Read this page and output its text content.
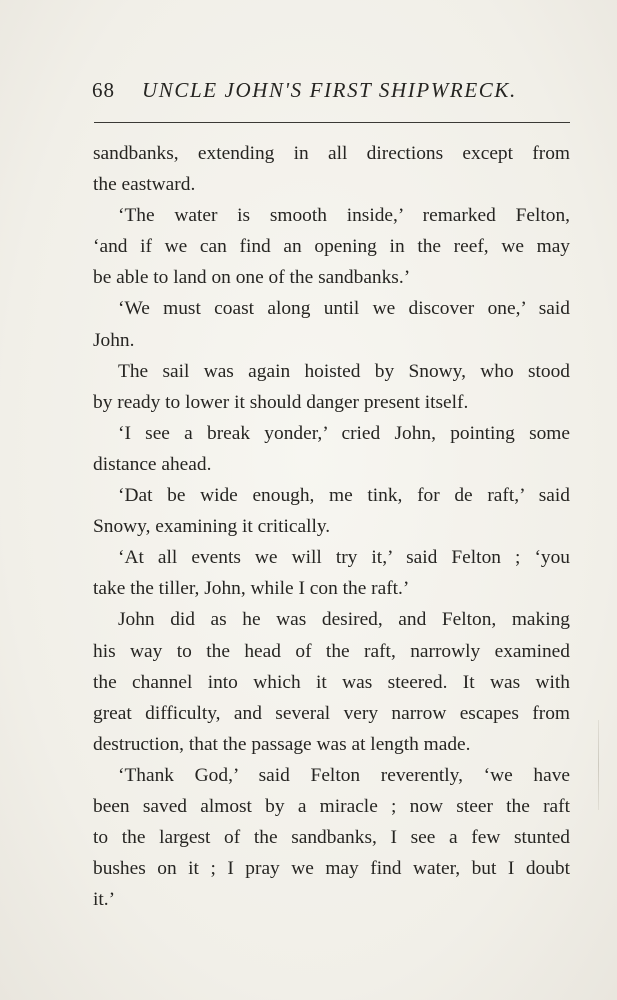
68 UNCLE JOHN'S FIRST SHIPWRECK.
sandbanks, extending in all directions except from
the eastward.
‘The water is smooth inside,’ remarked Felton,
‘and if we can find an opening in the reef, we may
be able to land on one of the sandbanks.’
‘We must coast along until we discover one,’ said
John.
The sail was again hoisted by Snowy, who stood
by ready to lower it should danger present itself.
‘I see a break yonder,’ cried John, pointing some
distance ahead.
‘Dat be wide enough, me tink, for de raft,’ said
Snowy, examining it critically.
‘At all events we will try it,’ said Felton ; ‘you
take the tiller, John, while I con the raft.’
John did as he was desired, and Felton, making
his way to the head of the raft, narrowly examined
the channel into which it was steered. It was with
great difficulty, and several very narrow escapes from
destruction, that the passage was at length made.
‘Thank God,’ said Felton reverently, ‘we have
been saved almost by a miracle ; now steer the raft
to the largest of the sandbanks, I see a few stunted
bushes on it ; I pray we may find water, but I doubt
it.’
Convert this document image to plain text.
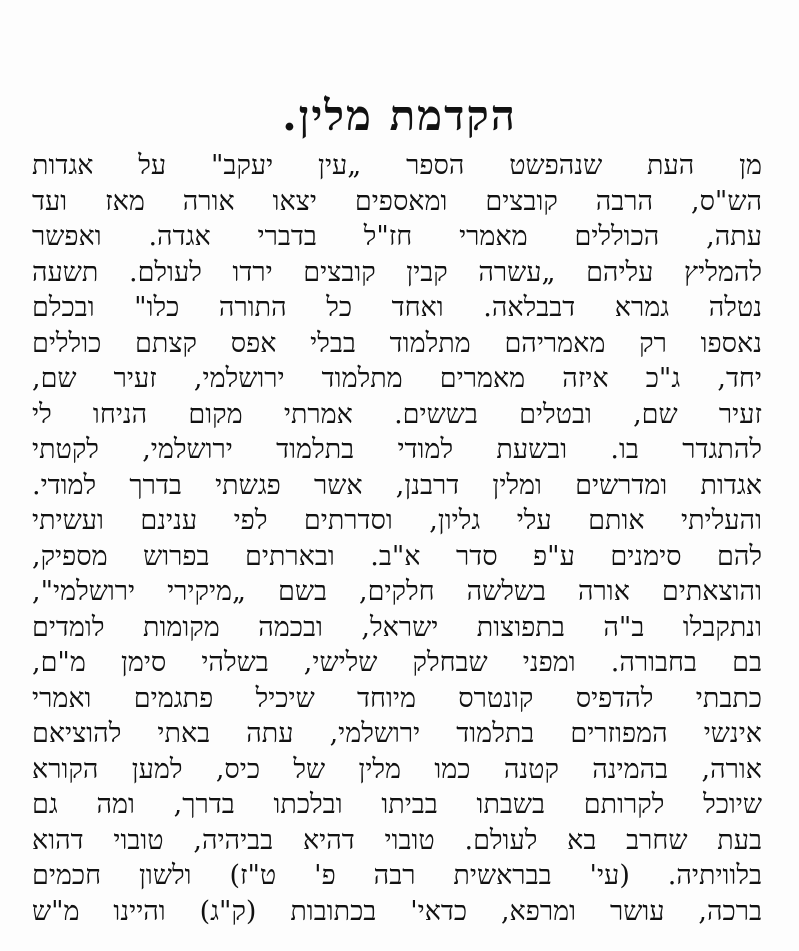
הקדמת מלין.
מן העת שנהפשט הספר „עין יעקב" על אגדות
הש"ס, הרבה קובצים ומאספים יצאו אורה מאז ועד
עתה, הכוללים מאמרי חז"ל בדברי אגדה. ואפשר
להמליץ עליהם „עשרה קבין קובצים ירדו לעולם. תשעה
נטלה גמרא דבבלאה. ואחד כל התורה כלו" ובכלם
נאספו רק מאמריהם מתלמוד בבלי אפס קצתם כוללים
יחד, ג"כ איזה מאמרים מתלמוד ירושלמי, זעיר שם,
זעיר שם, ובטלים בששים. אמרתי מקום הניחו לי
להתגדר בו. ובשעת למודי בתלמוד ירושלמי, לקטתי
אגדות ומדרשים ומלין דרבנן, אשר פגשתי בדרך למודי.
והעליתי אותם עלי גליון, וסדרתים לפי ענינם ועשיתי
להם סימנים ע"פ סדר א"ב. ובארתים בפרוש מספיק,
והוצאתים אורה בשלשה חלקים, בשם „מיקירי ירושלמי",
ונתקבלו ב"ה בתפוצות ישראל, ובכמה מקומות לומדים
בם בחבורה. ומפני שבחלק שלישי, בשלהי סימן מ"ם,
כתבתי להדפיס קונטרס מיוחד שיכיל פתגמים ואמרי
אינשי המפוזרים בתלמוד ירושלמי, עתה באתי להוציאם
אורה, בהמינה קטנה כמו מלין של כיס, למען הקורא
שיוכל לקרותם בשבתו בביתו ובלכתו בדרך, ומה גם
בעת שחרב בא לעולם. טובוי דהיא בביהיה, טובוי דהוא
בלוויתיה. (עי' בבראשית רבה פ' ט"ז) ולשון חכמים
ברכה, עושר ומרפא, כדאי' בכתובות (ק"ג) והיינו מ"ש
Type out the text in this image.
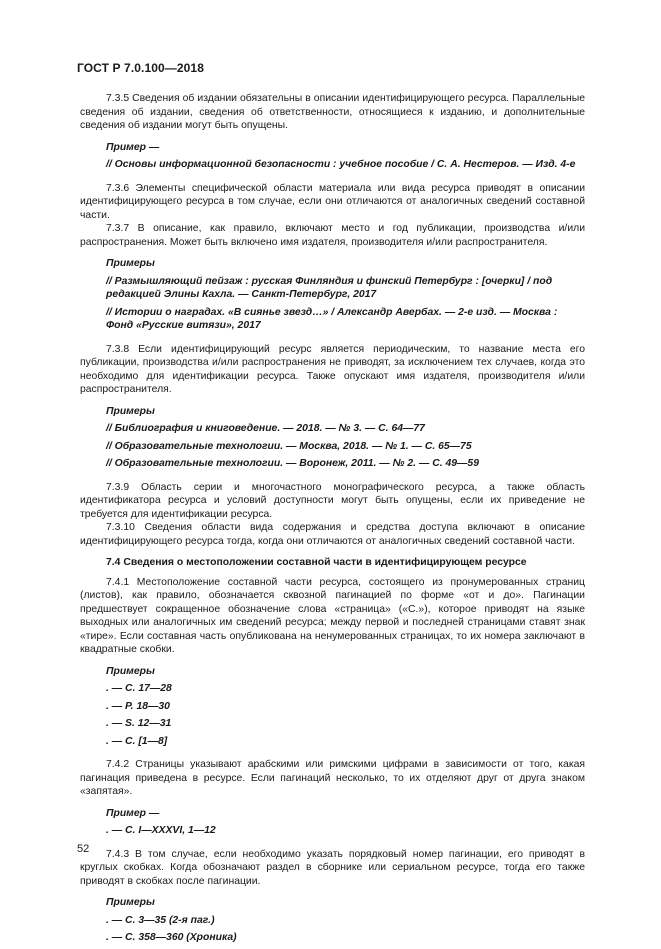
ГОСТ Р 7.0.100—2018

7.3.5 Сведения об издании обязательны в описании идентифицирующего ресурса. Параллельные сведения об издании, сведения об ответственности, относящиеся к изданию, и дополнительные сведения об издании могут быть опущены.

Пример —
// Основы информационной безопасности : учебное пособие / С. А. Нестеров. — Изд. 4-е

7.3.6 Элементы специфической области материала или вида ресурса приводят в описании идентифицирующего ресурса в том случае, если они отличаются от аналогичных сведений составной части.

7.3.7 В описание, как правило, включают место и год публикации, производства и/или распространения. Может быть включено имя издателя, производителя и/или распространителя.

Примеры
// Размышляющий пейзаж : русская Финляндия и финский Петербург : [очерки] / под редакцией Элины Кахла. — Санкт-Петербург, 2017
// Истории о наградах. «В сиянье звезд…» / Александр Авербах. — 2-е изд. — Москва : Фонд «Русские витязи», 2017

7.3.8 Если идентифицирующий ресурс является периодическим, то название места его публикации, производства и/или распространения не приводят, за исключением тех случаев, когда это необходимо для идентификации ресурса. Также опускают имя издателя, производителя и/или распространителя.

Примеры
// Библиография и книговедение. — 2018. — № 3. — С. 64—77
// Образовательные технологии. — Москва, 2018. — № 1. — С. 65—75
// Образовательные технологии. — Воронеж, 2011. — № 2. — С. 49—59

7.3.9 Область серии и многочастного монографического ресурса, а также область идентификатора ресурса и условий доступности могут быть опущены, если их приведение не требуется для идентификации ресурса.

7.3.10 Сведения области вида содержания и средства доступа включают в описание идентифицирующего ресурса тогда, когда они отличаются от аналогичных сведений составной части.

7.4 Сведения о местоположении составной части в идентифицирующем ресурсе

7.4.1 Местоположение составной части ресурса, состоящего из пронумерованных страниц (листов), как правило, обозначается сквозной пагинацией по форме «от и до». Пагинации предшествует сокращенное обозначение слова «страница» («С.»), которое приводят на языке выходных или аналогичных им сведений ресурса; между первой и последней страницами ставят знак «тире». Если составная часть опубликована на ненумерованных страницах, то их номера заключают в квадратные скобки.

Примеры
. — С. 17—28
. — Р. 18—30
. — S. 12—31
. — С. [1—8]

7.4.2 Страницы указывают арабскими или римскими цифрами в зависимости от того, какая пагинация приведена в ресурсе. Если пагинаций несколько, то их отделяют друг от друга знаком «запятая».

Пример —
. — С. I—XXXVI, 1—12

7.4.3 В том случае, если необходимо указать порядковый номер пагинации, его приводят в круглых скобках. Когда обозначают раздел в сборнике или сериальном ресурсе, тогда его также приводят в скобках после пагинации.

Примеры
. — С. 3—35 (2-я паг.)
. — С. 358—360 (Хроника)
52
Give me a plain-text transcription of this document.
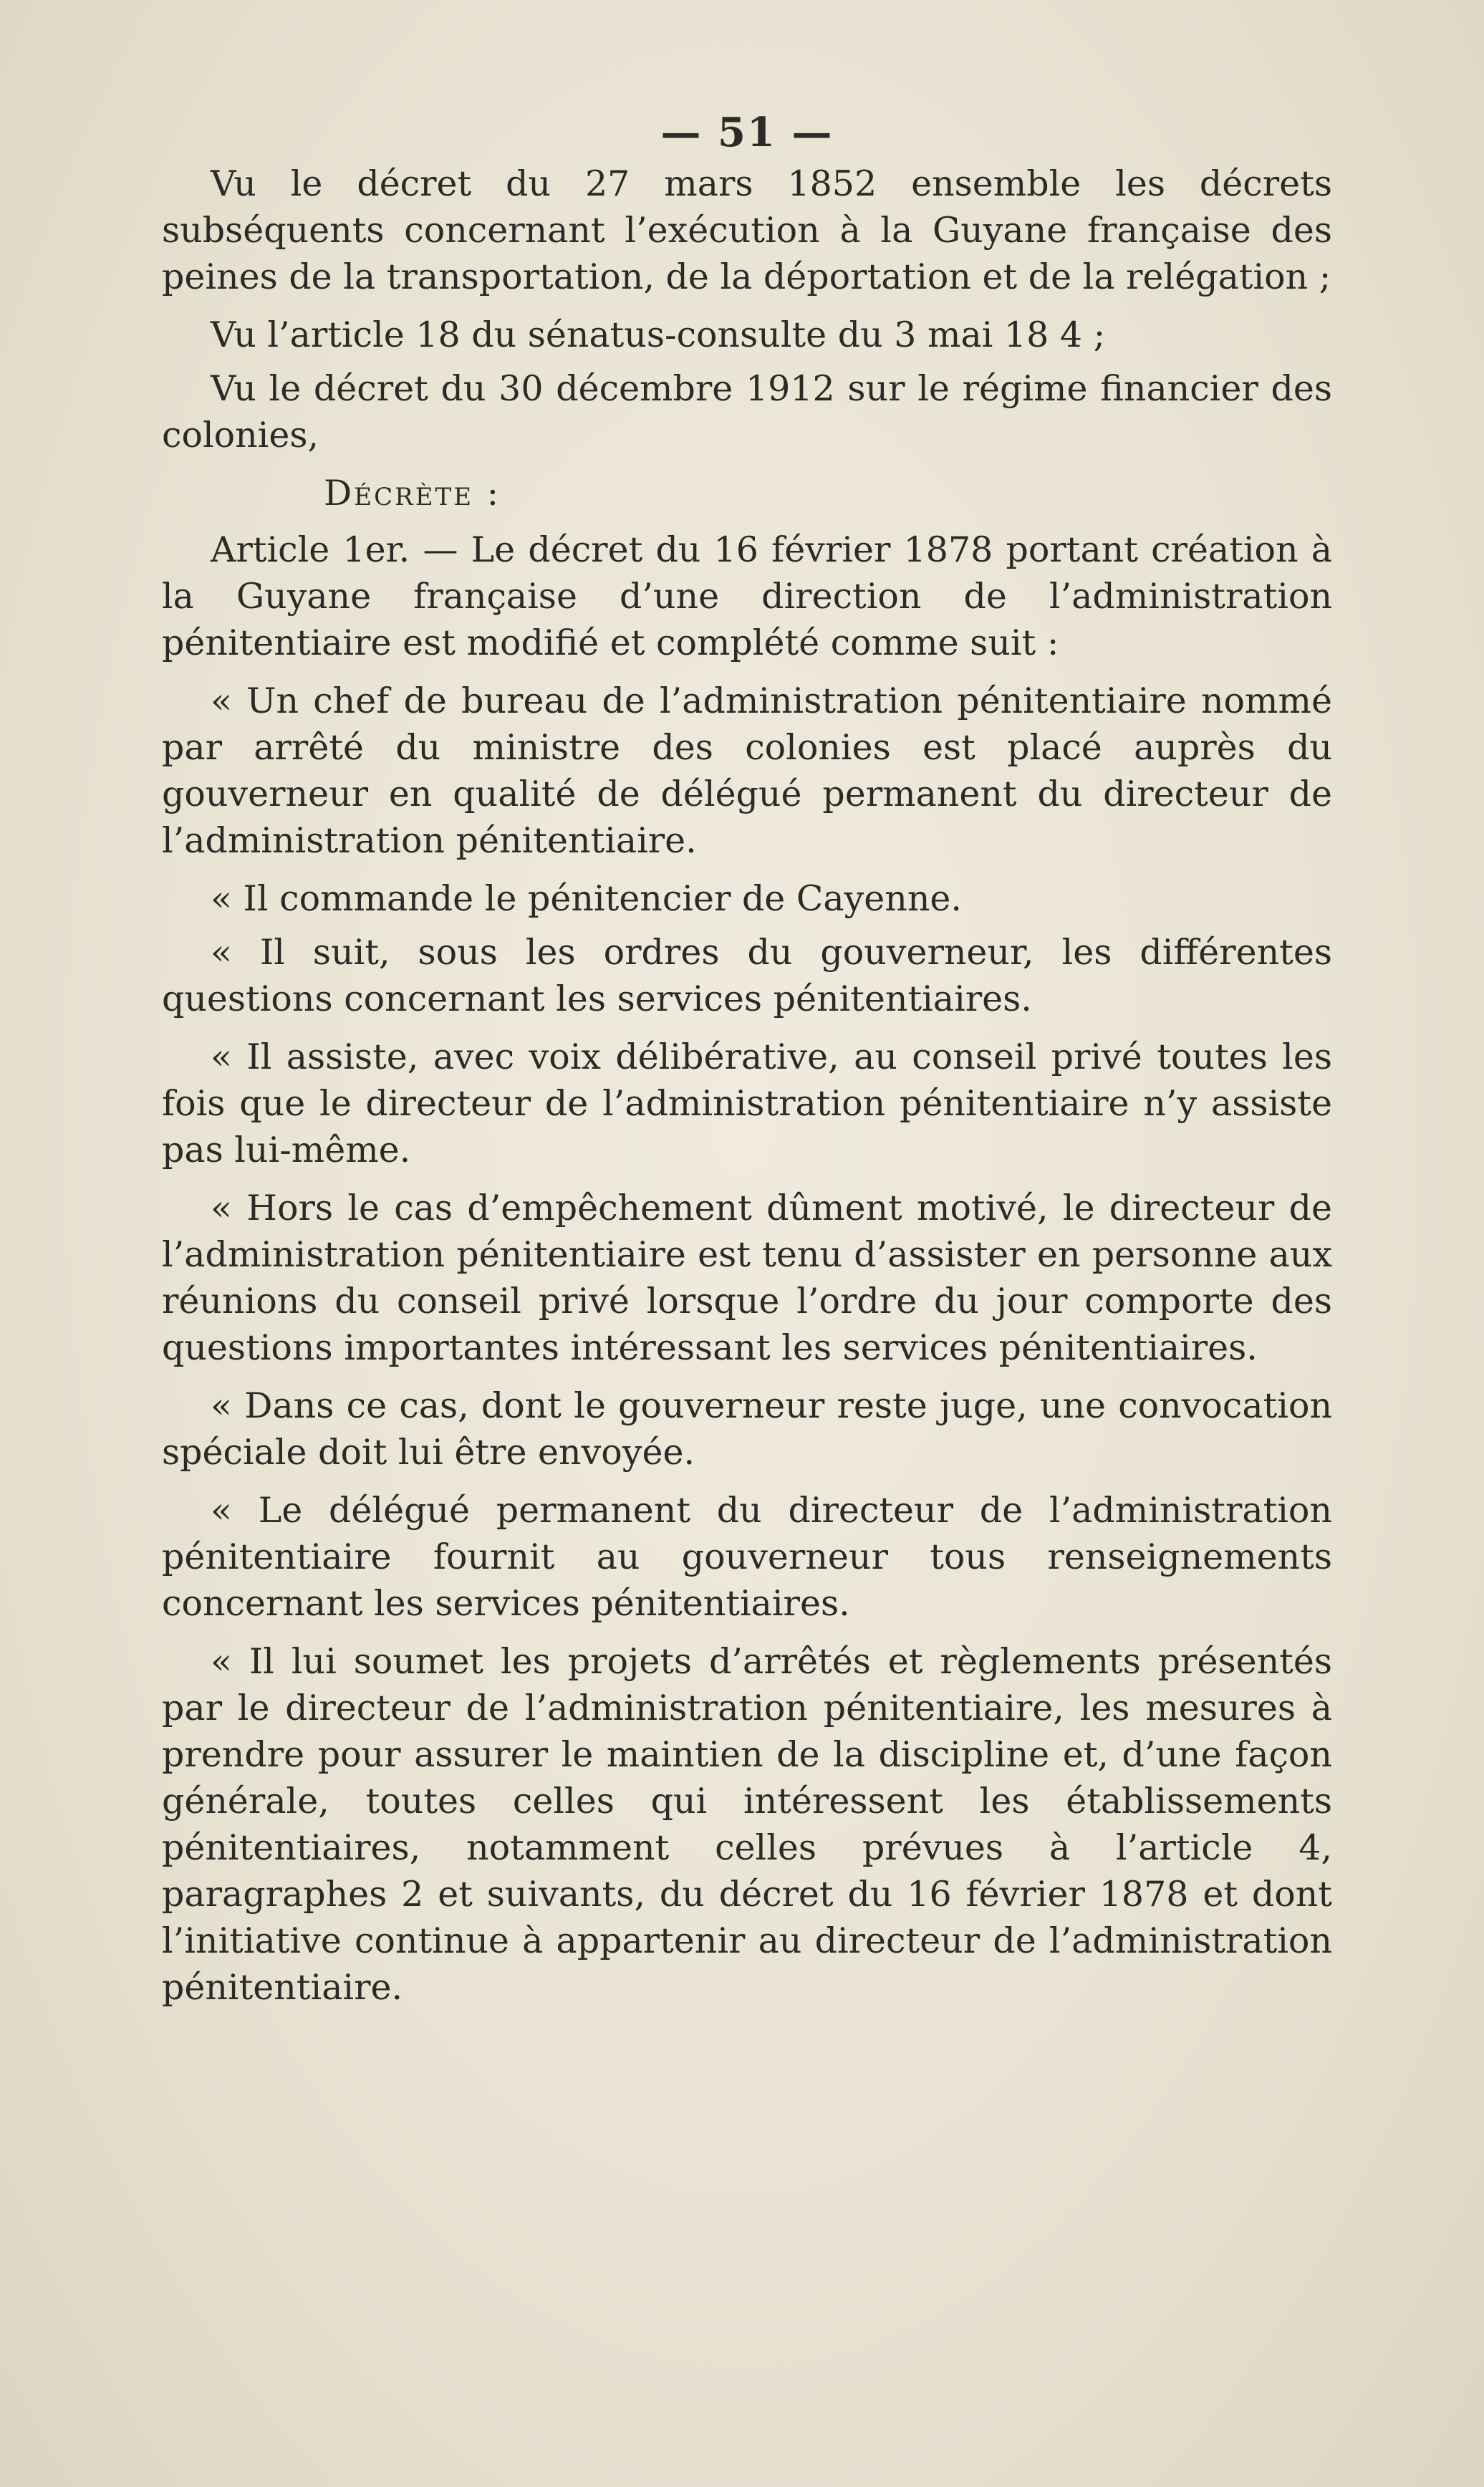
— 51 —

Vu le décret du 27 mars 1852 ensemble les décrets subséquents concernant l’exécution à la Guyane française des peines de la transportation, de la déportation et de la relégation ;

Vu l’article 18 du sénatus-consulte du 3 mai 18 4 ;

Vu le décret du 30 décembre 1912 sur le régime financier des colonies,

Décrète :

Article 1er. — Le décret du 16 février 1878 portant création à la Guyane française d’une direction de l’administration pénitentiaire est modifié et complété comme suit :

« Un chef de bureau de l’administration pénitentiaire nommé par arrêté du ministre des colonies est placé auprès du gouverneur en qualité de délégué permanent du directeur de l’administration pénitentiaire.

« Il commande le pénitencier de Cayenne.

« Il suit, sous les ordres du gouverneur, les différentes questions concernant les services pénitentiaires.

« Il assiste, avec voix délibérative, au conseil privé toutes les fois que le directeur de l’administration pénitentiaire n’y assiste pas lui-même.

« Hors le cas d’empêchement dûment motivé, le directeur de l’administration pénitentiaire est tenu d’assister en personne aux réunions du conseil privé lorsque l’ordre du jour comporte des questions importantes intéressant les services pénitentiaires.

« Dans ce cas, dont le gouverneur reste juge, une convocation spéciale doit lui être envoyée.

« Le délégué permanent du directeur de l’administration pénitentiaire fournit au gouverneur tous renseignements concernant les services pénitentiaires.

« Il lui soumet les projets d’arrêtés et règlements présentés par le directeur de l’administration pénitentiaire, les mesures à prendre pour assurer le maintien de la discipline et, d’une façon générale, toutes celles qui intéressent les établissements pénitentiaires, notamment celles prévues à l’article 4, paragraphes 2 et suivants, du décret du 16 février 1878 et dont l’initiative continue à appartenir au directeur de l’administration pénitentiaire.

+ + +

TASK DESCRIPTION » Which lines hold the word "gouverneur"? Return all of them from the records above.

EXPECTED ANSWER »
« Un chef de bureau de l’administration pénitentiaire nommé par arrêté du ministre des colonies est placé auprès du gouverneur en qualité de délégué permanent du directeur de l’administration pénitentiaire.
« Il suit, sous les ordres du gouverneur, les différentes questions concernant les services pénitentiaires.
« Dans ce cas, dont le gouverneur reste juge, une convocation spéciale doit lui être envoyée.
« Le délégué permanent du directeur de l’administration pénitentiaire fournit au gouverneur tous renseignements concernant les services pénitentiaires.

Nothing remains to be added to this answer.